## Brief
Lines containing the string "Read" are to be collected in full.
** BEGIN Records shown **
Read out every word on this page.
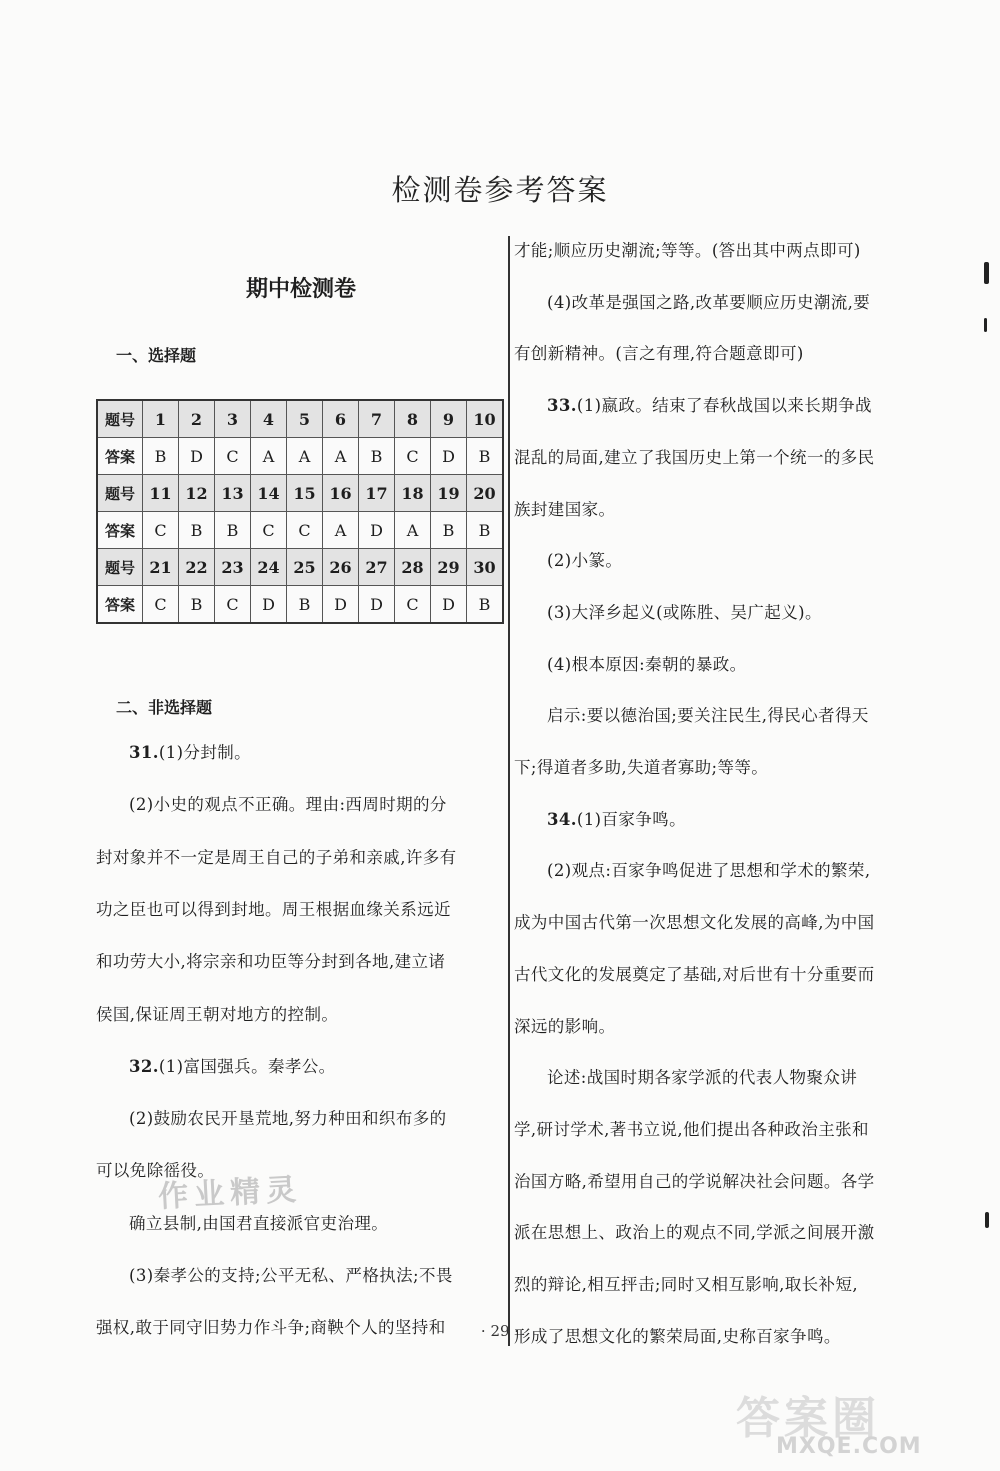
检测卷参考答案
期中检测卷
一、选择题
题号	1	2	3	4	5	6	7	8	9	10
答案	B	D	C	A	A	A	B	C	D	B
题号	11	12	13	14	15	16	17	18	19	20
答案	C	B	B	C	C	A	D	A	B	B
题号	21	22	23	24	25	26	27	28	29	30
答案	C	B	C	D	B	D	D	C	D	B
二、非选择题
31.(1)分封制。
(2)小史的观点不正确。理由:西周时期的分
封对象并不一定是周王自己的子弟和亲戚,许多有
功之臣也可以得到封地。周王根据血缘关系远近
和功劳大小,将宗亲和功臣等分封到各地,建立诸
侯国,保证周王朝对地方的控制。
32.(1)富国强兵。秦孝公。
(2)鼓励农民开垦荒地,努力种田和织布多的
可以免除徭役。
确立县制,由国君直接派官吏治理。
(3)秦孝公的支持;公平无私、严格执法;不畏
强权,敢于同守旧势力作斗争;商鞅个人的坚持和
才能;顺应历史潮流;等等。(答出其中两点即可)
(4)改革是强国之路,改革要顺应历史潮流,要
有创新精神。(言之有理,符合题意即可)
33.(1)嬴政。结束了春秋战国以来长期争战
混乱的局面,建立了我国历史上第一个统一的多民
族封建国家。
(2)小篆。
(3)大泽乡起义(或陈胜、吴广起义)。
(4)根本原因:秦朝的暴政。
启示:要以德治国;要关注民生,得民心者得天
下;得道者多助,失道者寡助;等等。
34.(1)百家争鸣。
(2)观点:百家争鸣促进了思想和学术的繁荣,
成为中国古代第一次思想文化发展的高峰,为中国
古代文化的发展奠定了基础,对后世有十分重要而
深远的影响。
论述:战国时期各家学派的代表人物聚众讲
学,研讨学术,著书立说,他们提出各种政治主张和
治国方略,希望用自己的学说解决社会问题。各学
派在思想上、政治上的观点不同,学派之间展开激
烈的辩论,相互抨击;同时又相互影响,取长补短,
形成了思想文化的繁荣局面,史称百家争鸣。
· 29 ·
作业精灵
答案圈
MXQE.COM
** END Records shown **
** BEGIN Records shown **
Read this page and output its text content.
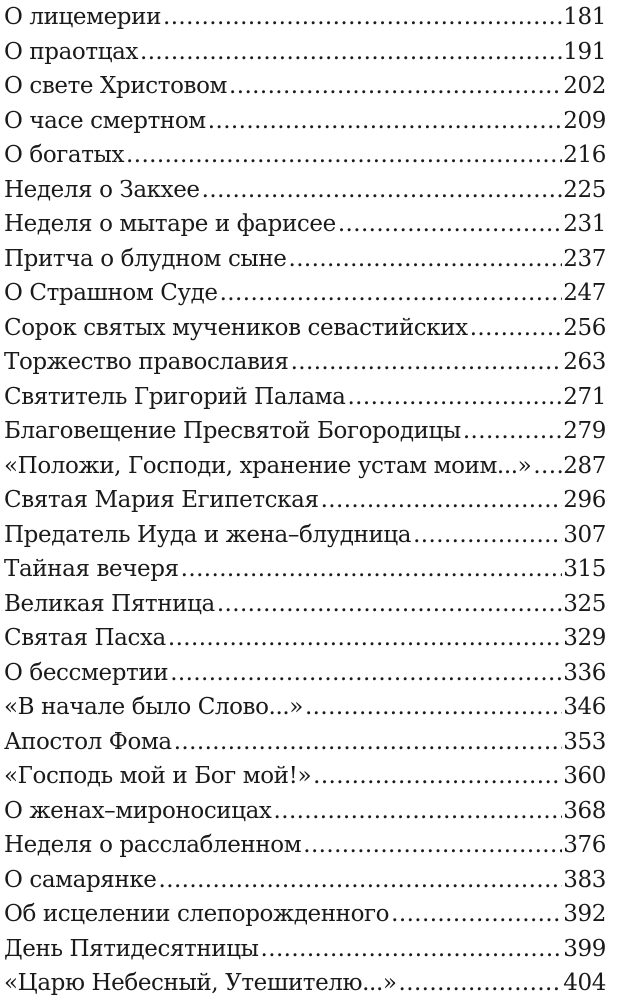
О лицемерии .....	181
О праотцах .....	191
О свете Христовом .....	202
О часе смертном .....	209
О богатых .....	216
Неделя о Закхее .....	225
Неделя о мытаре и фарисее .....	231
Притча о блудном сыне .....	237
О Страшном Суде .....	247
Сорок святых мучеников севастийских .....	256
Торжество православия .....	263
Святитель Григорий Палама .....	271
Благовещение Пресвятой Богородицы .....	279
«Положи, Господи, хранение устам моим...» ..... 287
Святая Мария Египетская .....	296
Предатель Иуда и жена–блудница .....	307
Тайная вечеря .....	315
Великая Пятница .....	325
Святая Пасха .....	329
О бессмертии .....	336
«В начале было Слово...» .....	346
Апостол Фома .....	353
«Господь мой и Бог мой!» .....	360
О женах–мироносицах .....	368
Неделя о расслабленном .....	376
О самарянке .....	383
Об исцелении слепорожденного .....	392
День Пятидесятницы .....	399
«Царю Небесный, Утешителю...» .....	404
** END Records shown **
## Task output
Read out every word on this page.
Read this page and output its text content.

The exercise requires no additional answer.